#### [WHAT YOU SHOULD DO]
Search the data for the word "beep" and copy every line that contains it.

#### [WORKING DATA]

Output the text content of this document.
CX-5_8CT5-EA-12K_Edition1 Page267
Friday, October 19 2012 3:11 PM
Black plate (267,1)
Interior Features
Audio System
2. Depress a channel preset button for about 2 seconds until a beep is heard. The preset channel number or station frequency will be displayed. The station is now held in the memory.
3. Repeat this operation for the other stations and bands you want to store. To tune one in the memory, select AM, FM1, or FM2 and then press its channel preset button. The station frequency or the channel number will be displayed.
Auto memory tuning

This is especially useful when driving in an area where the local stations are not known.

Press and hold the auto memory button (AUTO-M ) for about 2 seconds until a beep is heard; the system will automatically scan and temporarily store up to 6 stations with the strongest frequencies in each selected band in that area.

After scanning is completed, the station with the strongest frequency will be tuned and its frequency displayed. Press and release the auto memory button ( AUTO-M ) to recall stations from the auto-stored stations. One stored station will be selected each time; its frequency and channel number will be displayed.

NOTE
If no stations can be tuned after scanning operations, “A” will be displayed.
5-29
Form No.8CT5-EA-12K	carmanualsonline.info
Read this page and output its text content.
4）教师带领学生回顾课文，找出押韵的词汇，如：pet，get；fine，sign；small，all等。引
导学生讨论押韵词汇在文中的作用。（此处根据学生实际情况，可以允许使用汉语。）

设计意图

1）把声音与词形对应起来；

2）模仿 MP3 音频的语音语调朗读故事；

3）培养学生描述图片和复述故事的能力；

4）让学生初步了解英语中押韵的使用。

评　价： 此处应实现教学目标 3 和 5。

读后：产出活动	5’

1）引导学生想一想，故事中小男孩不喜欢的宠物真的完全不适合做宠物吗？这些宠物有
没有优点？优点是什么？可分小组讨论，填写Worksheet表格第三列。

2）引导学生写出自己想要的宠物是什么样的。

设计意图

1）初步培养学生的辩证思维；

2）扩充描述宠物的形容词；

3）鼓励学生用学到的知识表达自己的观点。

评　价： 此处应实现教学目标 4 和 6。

#### [CORRECT RESPONSE]
2. Depress a channel preset button for about 2 seconds until a beep is heard. The preset channel number or station frequency will be displayed. The station is now held in the memory.
Press and hold the auto memory button (AUTO-M ) for about 2 seconds until a beep is heard; the system will automatically scan and temporarily store up to 6 stations with the strongest frequencies in each selected band in that area.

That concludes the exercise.